- TASK: Restate the data exactly as given and keep the pictures out.

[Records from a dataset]
— Begin —

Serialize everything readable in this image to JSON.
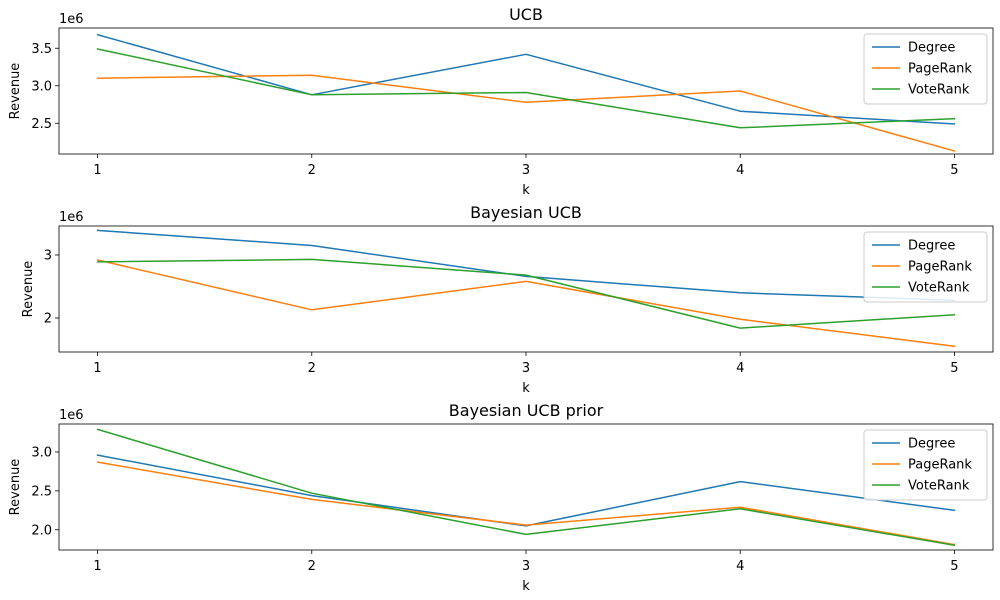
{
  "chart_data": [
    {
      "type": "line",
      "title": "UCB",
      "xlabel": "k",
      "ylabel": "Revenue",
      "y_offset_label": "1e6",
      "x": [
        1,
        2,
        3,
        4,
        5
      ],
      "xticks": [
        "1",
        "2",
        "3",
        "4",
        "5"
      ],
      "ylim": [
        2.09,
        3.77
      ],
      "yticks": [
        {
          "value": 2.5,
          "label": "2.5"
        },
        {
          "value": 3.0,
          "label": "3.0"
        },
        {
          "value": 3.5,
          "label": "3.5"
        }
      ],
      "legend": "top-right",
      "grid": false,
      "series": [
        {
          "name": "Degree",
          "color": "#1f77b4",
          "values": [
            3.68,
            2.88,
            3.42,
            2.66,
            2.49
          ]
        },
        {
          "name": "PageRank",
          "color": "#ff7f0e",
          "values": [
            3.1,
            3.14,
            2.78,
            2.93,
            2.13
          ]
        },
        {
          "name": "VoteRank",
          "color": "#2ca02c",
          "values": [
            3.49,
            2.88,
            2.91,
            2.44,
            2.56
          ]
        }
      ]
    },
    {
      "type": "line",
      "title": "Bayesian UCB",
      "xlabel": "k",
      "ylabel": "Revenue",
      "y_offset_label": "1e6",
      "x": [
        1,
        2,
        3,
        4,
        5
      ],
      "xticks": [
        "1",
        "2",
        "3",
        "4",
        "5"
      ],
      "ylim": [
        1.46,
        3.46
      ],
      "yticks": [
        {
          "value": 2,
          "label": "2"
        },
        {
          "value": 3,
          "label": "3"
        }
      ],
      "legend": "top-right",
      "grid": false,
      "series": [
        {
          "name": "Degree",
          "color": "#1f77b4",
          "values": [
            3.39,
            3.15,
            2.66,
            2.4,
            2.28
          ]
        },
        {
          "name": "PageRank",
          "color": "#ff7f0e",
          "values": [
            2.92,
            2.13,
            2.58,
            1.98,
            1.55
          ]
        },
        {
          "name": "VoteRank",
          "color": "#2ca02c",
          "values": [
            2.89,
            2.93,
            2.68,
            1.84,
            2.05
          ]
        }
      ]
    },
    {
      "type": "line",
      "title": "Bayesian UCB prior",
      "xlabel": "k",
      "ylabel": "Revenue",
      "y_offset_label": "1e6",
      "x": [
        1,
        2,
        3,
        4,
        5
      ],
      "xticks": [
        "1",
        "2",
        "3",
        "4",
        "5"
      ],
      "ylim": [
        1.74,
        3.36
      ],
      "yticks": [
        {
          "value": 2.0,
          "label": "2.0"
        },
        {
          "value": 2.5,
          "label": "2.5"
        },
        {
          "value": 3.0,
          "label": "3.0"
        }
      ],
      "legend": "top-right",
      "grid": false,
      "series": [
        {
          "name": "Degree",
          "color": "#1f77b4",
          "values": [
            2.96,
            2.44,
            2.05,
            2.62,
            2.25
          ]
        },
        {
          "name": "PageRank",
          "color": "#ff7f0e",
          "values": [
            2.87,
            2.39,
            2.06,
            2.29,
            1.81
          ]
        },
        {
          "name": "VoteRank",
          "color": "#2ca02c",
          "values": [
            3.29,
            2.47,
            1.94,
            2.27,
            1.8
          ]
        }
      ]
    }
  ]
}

— End —

- RESPONSE TO THE EXERCISE:
Serialize everything readable in this image to JSON.
{
  "chart_data": [
    {
      "type": "line",
      "title": "UCB",
      "xlabel": "k",
      "ylabel": "Revenue",
      "y_offset_label": "1e6",
      "x": [
        1,
        2,
        3,
        4,
        5
      ],
      "xticks": [
        "1",
        "2",
        "3",
        "4",
        "5"
      ],
      "ylim": [
        2.09,
        3.77
      ],
      "yticks": [
        {
          "value": 2.5,
          "label": "2.5"
        },
        {
          "value": 3.0,
          "label": "3.0"
        },
        {
          "value": 3.5,
          "label": "3.5"
        }
      ],
      "legend": "top-right",
      "grid": false,
      "series": [
        {
          "name": "Degree",
          "color": "#1f77b4",
          "values": [
            3.68,
            2.88,
            3.42,
            2.66,
            2.49
          ]
        },
        {
          "name": "PageRank",
          "color": "#ff7f0e",
          "values": [
            3.1,
            3.14,
            2.78,
            2.93,
            2.13
          ]
        },
        {
          "name": "VoteRank",
          "color": "#2ca02c",
          "values": [
            3.49,
            2.88,
            2.91,
            2.44,
            2.56
          ]
        }
      ]
    },
    {
      "type": "line",
      "title": "Bayesian UCB",
      "xlabel": "k",
      "ylabel": "Revenue",
      "y_offset_label": "1e6",
      "x": [
        1,
        2,
        3,
        4,
        5
      ],
      "xticks": [
        "1",
        "2",
        "3",
        "4",
        "5"
      ],
      "ylim": [
        1.46,
        3.46
      ],
      "yticks": [
        {
          "value": 2,
          "label": "2"
        },
        {
          "value": 3,
          "label": "3"
        }
      ],
      "legend": "top-right",
      "grid": false,
      "series": [
        {
          "name": "Degree",
          "color": "#1f77b4",
          "values": [
            3.39,
            3.15,
            2.66,
            2.4,
            2.28
          ]
        },
        {
          "name": "PageRank",
          "color": "#ff7f0e",
          "values": [
            2.92,
            2.13,
            2.58,
            1.98,
            1.55
          ]
        },
        {
          "name": "VoteRank",
          "color": "#2ca02c",
          "values": [
            2.89,
            2.93,
            2.68,
            1.84,
            2.05
          ]
        }
      ]
    },
    {
      "type": "line",
      "title": "Bayesian UCB prior",
      "xlabel": "k",
      "ylabel": "Revenue",
      "y_offset_label": "1e6",
      "x": [
        1,
        2,
        3,
        4,
        5
      ],
      "xticks": [
        "1",
        "2",
        "3",
        "4",
        "5"
      ],
      "ylim": [
        1.74,
        3.36
      ],
      "yticks": [
        {
          "value": 2.0,
          "label": "2.0"
        },
        {
          "value": 2.5,
          "label": "2.5"
        },
        {
          "value": 3.0,
          "label": "3.0"
        }
      ],
      "legend": "top-right",
      "grid": false,
      "series": [
        {
          "name": "Degree",
          "color": "#1f77b4",
          "values": [
            2.96,
            2.44,
            2.05,
            2.62,
            2.25
          ]
        },
        {
          "name": "PageRank",
          "color": "#ff7f0e",
          "values": [
            2.87,
            2.39,
            2.06,
            2.29,
            1.81
          ]
        },
        {
          "name": "VoteRank",
          "color": "#2ca02c",
          "values": [
            3.29,
            2.47,
            1.94,
            2.27,
            1.8
          ]
        }
      ]
    }
  ]
}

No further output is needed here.